Canada has created an efficient means of clearing customs called CANPASS. At your last United States stop, call (888) CANPASS (226-7277) and be prepared to furnish them your tail number, passengers names and nationality, port of entry airport that you will be landing at and ETA (your first Canadian landing must be at an official port of entry airport). Also, furnish your expected length of stay and any declarations you will need to make such as the survival weapon that Alaska requires. You will also be required to file a flight plan with US flight service. You can not use ADCUS on the flight plan for Canada. When you arrive at the POE airport you will immediately call CANPASS again and answer any of their questions. Normally, you will be given a number and told to have a wonderful time. Customs are required to randomly meet face to face with some aircraft although this has never happened to me.
Normally your last Canadian stop before arriving in Alaska is Whitehorse. Your port of entry airport is Northway. Northway Customs does have limited hours (usually 8 AM to 5 PM Monday-Friday). You are required to give notice of your ETA to US Customs. A minimum of one hour notice is required. Notification can be done by adding ADCUS to the comment section on your Canadian flight plan. Some do not trust this and recommend calling customs directly. While fueling in Whitehorse, call (907) 778-2223 or (907) 774-2252 to advise of your arrival time. If your arrival time is outside of normal hours they may charge a user fee. If there are any changes of more than 15 minutes in your arrival time you are required to update customs through flight service. Once in Northway, you will taxi to the marked customs area near the fuel pump. Do not leave your plane or begin pumping fuel until given permission by the customs agent. Often, especially after periods of bad weather, there can be quite a line of people that need cleared. The agent that normally works at Northway Airport is very efficient and friendly and he will get you on your way as quickly as possible. US Customs will require you to purchase a $25.00 decal if this is your first crossing this year. we suggest that you put the decal inside your door frame instead of on the outside of the plane.

* _Data_

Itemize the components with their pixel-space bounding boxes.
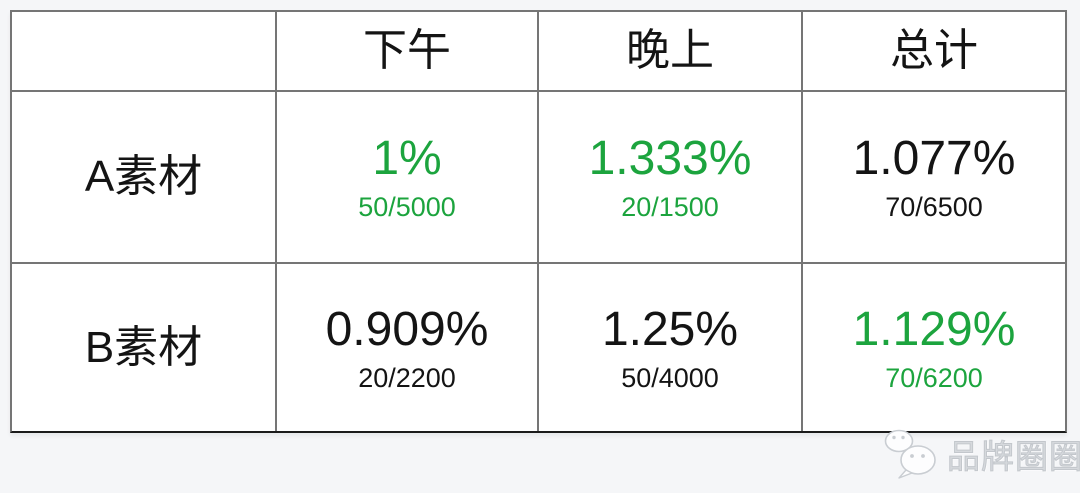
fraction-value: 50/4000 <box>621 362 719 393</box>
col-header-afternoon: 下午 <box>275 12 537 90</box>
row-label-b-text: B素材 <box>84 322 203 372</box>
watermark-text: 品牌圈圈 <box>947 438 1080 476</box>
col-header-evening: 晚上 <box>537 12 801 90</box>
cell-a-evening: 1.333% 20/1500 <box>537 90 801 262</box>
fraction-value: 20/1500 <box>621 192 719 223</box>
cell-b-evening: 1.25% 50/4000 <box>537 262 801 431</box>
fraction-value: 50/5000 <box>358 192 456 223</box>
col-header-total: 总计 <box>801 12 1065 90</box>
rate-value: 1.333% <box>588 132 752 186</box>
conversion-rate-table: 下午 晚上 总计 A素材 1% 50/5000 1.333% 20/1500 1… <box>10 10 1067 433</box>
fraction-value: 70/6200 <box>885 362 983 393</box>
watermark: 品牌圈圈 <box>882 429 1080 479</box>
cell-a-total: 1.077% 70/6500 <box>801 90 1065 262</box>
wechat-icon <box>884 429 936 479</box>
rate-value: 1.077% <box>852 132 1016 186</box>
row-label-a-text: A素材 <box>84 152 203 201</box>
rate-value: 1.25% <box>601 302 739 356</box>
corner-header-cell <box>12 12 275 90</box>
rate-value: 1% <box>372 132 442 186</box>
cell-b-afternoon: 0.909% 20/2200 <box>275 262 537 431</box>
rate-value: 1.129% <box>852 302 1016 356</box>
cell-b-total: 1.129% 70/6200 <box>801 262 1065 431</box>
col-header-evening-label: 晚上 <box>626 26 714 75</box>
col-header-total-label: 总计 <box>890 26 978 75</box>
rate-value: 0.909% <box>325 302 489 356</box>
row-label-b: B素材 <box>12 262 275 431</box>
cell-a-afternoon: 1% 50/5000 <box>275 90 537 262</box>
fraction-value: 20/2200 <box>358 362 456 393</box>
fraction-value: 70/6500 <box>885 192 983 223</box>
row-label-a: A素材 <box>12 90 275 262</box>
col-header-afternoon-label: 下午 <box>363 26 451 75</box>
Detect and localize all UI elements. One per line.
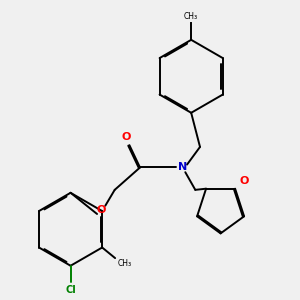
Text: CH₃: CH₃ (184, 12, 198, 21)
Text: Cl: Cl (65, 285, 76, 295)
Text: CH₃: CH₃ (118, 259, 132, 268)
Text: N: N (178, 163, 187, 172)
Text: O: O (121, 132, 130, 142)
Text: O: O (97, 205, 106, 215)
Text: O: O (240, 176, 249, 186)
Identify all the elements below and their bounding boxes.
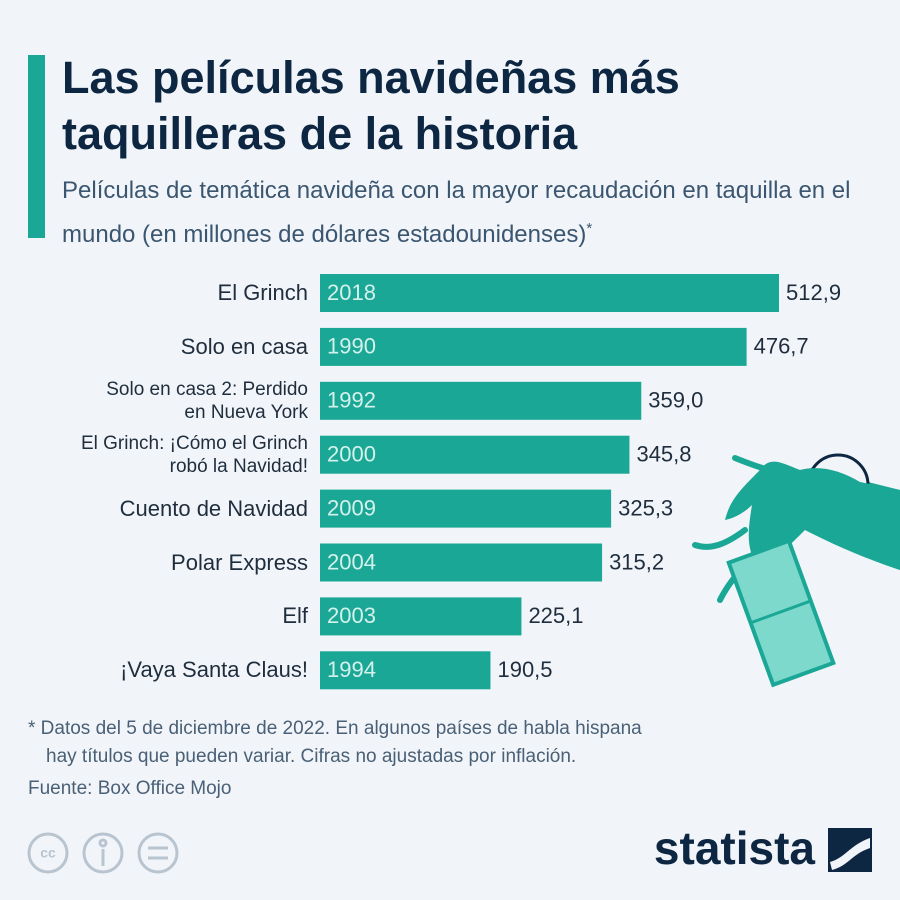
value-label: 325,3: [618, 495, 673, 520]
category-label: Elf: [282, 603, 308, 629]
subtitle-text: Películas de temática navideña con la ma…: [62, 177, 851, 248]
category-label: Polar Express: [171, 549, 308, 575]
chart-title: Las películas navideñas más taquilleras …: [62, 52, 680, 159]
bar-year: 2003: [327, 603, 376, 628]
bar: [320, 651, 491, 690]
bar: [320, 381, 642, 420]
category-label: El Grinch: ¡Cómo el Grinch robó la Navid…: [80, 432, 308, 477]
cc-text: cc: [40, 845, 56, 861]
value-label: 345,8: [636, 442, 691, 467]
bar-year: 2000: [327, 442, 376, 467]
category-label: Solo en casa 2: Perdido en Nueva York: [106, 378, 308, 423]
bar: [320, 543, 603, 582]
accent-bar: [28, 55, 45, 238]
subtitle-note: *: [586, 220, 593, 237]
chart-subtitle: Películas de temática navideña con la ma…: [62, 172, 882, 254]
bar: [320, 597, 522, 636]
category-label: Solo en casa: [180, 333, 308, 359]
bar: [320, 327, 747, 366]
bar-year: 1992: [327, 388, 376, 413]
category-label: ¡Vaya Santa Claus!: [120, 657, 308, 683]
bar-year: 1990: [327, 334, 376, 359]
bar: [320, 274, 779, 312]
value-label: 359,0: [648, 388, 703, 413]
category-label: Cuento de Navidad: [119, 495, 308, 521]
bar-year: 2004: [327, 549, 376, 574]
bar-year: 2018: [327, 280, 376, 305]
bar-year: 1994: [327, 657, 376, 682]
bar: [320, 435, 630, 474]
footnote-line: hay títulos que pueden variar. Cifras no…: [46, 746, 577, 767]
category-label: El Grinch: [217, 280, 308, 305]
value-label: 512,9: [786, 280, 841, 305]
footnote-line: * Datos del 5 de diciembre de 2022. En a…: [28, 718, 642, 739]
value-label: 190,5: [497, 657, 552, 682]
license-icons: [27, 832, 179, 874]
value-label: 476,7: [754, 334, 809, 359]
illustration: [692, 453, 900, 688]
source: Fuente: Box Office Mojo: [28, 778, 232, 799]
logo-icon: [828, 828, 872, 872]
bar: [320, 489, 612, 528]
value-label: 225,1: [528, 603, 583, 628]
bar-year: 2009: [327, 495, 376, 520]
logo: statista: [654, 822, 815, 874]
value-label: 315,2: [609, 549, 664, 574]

* _Required task 1_
Copy out, word for word, the lines of the entries beginning with the line containing "Text: CH₃: CH₃ (184, 12, 198, 21)" and running through the line containing "Identify all the", including both of those lines.
* _Required task 2_
Continue the guide to clearing customs on a private flight through Canada to Alaska, starting right after its final sentence.

* _Final result 1_
Text: CH₃: CH₃ (184, 12, 198, 21)
Text: Cl: Cl (65, 285, 76, 295)
Text: CH₃: CH₃ (118, 259, 132, 268)
Text: N: N (178, 163, 187, 172)
Text: O: O (121, 132, 130, 142)
Text: O: O (97, 205, 106, 215)
Text: O: O (240, 176, 249, 186)
Identify all the elements below and their bounding boxes.

* _Final result 2_
NOTE: If you purchase any items that are made of fur or any animal parts, mail them home. Customs, both US and Canada, have very complicated rules regarding the transportation of these items.
We will begin the route description at Fort St. John (CYXJ).. Your point of entry into the route will depend on your origin.
Many who fly from East of the Rockies will pass through Edmonton and enter the route at Fort St. John or Fort Nelson.
For those flying from the West or Northwest via Prince George and Chetwynd you will enter the route at Dawson Creek (official start of the Alcan Highway) or Fort St. John. Those brave enough to fly the Trench or Cassiar route, will pick up this route at either Watson Lake or possibly Whitehorse.
Ft. Saint John (CYXJ) to Ft. Nelson (CYYE), 315 degrees, 167 nm
There are actually 3 choices for flying this section. One would be to follow the highway. Although it may be comforting to have the highway underneath you, the highway will take you back into the mountains and potential weather. A second alternative would be to follow the railroad. Although it avoids most terrain, it is much less than direct. Weather and nerves permitting, the preferred choice is to fly direct. The terrain is prairie until about 20 miles south of the Sikanni Chief River. At that point, terrain can rise gradually to about 3,500 ft. You will cross many oil fields and the railroad. The northern half of the direct route will have you in a little more desolate country, but it is an airway and traveled often. Ft.Nelson does have a VOR on 112.9 YYE. DME is available on CH76.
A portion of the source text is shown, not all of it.